Instructions for the task: Write out exactly the lines from the line with "Transcribe this image's" through the line with "Give me the", including both, and nothing more.

Dataset items:
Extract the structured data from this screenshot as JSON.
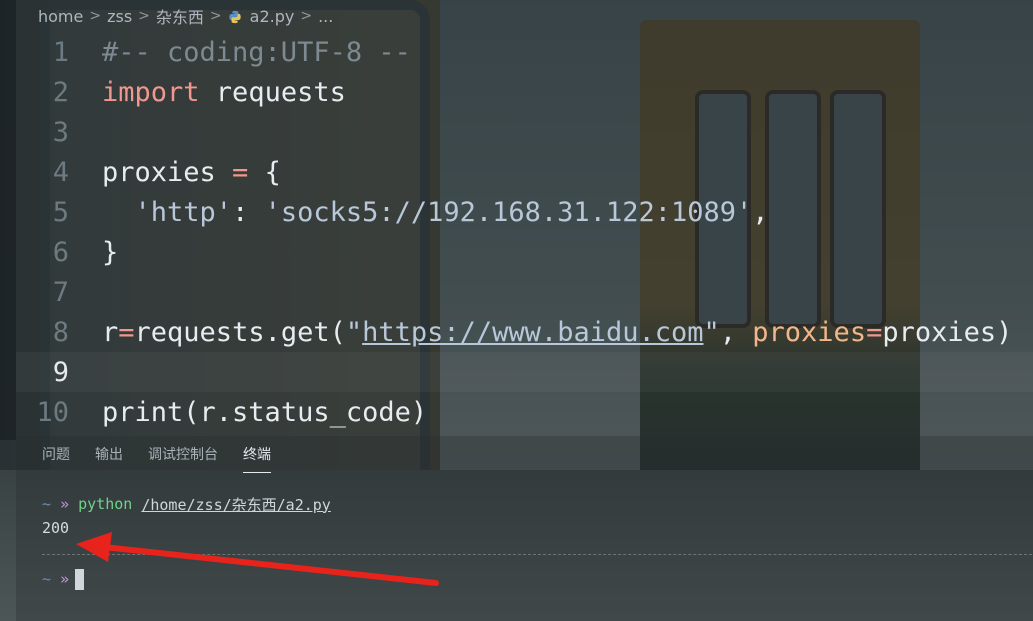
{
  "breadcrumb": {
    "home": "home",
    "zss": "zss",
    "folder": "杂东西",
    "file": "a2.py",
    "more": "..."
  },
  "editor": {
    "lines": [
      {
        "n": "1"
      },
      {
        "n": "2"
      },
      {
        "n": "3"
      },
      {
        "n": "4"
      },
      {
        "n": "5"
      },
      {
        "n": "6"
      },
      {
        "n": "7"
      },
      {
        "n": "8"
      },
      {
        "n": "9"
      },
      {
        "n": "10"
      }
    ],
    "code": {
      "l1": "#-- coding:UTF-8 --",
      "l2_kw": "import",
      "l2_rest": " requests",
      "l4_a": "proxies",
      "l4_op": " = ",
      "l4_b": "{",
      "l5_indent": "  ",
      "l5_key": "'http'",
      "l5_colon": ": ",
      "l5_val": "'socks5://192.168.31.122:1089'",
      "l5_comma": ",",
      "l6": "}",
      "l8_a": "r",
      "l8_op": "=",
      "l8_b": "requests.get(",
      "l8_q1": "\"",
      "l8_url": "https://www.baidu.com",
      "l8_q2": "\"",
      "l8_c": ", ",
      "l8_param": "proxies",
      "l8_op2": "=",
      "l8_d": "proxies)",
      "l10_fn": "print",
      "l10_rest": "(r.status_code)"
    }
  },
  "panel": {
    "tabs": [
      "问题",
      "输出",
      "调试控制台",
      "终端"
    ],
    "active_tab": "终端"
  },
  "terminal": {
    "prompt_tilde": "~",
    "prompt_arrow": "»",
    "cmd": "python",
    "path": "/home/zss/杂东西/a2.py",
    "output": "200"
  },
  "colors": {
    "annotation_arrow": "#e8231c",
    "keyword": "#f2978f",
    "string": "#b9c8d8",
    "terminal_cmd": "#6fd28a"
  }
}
...
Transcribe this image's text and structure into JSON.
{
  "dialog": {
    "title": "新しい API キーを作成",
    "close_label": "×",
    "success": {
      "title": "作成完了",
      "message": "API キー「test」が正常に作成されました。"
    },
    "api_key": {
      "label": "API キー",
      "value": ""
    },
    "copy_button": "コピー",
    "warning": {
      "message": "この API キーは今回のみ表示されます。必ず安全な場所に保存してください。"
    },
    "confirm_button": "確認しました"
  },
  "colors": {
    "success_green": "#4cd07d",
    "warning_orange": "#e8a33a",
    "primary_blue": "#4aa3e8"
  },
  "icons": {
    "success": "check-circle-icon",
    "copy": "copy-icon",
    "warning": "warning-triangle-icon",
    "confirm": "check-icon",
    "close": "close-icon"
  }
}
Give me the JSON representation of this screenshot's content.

Task answer:
Transcribe this image's text and structure into JSON.
{
  "dialog": {
    "title": "新しい API キーを作成",
    "close_label": "×",
    "success": {
      "title": "作成完了",
      "message": "API キー「test」が正常に作成されました。"
    },
    "api_key": {
      "label": "API キー",
      "value": ""
    },
    "copy_button": "コピー",
    "warning": {
      "message": "この API キーは今回のみ表示されます。必ず安全な場所に保存してください。"
    },
    "confirm_button": "確認しました"
  },
  "colors": {
    "success_green": "#4cd07d",
    "warning_orange": "#e8a33a",
    "primary_blue": "#4aa3e8"
  },
  "icons": {
    "success": "check-circle-icon",
    "copy": "copy-icon",
    "warning": "warning-triangle-icon",
    "confirm": "check-icon",
    "close": "close-icon"
  }
}
Give me the JSON representation of this screenshot's content.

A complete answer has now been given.